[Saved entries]
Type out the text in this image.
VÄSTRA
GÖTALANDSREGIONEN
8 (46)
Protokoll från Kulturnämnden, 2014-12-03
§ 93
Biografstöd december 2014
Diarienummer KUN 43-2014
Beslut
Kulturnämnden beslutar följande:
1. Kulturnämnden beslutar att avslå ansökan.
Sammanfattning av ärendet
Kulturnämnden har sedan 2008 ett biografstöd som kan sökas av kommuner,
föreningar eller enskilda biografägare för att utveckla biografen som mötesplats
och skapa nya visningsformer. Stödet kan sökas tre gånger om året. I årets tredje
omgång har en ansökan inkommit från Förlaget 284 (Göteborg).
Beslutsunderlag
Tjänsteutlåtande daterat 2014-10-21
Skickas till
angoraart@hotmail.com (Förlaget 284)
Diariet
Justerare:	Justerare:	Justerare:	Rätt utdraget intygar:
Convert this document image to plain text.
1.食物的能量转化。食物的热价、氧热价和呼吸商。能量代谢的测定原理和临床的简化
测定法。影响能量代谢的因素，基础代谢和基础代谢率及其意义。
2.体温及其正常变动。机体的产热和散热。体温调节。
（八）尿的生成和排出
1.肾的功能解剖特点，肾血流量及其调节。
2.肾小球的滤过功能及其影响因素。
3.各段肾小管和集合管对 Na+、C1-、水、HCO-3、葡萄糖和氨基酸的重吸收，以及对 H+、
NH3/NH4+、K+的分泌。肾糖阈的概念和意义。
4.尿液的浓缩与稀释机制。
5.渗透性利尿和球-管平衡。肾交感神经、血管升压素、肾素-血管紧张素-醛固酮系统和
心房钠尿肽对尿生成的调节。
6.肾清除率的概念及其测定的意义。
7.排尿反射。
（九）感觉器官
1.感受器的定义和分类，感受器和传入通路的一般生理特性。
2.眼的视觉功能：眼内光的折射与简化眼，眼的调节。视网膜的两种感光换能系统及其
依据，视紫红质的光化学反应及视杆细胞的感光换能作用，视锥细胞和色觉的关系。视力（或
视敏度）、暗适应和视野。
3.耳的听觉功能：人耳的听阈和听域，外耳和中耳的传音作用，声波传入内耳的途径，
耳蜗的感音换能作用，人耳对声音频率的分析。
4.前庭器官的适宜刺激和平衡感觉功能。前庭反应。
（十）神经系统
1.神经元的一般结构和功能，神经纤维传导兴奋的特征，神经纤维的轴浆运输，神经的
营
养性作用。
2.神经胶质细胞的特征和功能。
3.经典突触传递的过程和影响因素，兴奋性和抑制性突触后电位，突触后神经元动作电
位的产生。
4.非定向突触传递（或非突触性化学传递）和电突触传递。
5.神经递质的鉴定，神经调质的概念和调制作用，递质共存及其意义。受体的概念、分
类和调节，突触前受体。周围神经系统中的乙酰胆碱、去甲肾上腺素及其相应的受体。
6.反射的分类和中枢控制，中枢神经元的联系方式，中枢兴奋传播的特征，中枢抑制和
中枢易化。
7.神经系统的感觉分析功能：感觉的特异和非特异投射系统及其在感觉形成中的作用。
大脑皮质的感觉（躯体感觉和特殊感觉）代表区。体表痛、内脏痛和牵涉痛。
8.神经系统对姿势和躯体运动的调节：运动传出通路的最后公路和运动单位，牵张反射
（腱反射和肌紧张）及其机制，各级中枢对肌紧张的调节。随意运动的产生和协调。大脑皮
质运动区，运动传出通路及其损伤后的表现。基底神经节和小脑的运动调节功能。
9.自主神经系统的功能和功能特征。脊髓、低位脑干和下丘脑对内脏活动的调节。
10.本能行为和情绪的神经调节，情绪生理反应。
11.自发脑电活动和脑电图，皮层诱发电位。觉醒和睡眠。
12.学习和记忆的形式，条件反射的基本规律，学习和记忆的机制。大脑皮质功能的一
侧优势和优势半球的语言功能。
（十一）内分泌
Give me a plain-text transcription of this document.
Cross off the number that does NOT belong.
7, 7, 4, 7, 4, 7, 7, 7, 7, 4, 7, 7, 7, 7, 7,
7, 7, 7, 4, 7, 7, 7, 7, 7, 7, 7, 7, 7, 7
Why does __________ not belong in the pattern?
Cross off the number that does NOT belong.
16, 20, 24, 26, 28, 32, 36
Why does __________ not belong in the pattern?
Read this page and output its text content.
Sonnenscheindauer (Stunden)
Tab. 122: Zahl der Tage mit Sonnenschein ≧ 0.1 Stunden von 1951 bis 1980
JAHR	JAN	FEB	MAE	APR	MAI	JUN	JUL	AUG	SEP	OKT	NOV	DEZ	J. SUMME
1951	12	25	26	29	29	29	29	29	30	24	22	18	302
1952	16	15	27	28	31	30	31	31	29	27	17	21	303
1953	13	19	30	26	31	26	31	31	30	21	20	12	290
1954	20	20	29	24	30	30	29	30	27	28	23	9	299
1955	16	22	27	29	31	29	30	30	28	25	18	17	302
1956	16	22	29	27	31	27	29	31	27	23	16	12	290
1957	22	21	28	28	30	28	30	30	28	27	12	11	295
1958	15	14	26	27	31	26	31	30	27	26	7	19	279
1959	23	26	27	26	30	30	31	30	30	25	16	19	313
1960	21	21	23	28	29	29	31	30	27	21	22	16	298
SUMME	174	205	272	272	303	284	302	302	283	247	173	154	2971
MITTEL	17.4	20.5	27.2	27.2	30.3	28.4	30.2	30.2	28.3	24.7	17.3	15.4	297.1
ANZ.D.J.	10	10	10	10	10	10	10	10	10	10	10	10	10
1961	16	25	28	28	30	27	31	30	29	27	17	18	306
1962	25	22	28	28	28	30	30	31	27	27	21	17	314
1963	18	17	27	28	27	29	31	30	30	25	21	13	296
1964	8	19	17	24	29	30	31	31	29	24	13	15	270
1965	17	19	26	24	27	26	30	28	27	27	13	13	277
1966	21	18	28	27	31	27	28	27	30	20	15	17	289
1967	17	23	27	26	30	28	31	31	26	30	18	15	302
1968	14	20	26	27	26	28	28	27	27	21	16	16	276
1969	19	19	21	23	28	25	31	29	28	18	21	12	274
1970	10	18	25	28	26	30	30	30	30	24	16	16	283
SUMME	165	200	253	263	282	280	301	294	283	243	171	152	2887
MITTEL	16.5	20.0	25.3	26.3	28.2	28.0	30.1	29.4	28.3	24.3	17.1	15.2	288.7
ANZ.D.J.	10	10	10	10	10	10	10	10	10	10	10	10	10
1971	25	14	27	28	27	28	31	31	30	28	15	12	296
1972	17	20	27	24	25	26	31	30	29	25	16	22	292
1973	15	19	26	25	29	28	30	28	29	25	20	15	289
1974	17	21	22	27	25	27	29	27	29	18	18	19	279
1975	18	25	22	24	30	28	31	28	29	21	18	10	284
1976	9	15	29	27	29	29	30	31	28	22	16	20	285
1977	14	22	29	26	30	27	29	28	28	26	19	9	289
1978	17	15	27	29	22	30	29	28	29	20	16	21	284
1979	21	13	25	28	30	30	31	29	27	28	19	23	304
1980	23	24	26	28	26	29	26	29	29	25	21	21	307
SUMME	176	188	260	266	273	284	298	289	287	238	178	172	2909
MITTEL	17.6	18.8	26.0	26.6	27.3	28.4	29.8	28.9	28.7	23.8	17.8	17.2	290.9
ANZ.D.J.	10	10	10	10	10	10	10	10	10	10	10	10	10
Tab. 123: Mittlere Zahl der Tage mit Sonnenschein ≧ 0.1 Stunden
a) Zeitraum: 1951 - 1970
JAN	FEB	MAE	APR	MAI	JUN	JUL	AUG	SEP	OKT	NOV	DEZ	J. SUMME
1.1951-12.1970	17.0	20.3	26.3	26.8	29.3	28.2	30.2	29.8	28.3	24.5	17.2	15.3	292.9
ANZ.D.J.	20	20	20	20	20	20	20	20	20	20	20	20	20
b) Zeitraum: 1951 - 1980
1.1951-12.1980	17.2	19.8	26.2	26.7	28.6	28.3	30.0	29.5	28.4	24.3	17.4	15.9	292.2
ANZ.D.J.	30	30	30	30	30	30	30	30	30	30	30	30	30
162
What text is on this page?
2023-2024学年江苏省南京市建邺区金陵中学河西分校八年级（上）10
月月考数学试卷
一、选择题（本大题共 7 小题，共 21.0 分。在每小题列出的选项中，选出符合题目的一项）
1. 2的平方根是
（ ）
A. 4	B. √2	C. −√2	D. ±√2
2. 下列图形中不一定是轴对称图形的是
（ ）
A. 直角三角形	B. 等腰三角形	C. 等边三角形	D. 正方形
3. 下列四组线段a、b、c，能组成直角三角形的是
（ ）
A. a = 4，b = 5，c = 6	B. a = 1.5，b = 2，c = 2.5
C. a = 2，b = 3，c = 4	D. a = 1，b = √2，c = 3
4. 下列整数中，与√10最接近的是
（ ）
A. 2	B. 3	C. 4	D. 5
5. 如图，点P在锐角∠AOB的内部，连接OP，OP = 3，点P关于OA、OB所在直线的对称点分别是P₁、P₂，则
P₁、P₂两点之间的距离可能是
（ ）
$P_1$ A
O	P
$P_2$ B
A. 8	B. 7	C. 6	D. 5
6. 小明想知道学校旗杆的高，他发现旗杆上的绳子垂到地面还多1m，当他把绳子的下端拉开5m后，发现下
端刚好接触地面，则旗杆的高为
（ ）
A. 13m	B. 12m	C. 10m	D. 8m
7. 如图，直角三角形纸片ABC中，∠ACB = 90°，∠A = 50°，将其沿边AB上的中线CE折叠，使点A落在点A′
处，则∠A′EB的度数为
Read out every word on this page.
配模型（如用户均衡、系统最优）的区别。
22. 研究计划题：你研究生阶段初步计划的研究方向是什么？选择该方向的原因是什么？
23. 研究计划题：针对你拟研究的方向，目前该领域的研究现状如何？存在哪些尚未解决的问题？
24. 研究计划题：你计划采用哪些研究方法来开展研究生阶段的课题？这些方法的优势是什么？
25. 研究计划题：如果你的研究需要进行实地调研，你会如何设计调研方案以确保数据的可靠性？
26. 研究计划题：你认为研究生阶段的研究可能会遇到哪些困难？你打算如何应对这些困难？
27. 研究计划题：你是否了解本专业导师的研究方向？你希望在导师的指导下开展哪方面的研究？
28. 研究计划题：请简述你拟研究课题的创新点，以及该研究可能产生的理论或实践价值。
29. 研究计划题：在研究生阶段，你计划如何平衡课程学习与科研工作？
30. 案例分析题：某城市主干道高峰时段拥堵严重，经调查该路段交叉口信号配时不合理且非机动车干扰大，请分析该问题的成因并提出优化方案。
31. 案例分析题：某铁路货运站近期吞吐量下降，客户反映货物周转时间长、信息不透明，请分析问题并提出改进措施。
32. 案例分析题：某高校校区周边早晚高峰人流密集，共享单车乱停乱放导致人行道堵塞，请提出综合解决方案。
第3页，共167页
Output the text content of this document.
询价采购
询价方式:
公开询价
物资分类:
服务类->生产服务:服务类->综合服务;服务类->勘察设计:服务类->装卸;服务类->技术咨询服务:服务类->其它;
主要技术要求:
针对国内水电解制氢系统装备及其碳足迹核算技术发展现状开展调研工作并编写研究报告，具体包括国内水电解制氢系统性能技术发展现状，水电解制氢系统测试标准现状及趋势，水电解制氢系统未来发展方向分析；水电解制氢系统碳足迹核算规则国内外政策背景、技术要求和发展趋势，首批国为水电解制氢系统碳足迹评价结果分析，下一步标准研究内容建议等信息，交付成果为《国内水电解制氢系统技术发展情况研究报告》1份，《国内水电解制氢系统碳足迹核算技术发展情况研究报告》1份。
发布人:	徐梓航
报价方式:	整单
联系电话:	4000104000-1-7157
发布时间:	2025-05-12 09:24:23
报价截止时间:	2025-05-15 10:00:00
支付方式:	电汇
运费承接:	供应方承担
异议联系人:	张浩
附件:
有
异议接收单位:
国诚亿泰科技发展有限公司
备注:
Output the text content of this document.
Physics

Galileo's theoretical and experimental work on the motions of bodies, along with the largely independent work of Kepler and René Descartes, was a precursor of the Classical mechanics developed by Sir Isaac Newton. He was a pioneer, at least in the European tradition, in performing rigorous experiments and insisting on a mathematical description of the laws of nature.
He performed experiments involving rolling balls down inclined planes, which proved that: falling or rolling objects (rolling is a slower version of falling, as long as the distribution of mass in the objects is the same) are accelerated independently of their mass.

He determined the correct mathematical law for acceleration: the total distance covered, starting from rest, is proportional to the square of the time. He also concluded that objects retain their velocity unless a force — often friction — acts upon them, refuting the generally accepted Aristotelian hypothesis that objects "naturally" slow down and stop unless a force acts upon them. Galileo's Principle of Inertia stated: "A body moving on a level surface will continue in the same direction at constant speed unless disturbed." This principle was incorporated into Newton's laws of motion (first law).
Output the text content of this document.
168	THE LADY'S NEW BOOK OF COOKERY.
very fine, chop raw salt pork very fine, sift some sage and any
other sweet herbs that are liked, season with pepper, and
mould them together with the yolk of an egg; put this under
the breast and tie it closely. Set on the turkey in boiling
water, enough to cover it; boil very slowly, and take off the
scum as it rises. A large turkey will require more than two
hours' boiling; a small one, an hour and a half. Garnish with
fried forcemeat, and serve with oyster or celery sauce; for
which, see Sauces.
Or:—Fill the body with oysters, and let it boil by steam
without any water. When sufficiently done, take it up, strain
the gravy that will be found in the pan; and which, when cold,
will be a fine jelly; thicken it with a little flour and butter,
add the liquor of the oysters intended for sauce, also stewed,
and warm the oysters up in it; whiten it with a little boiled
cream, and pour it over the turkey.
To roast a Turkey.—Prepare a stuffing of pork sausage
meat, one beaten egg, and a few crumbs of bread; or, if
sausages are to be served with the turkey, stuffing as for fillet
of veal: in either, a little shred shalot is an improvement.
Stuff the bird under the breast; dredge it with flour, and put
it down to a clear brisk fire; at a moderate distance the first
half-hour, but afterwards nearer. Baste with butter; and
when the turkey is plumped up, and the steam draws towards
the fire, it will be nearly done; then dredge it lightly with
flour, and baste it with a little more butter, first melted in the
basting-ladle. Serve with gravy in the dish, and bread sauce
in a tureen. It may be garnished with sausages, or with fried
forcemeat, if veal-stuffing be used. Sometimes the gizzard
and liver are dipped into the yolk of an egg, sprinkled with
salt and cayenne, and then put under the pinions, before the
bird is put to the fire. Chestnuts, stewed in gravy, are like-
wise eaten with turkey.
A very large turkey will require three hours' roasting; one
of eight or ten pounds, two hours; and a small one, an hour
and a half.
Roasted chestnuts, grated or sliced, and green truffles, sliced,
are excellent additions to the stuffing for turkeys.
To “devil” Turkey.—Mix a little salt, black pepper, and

■ **Your goal**
Copy every line in the entries above that has the string "hours" in it.

■ **Problem solution**
hours' boiling; a small one, an hour and a half. Garnish with
A very large turkey will require three hours' roasting; one
of eight or ten pounds, two hours; and a small one, an hour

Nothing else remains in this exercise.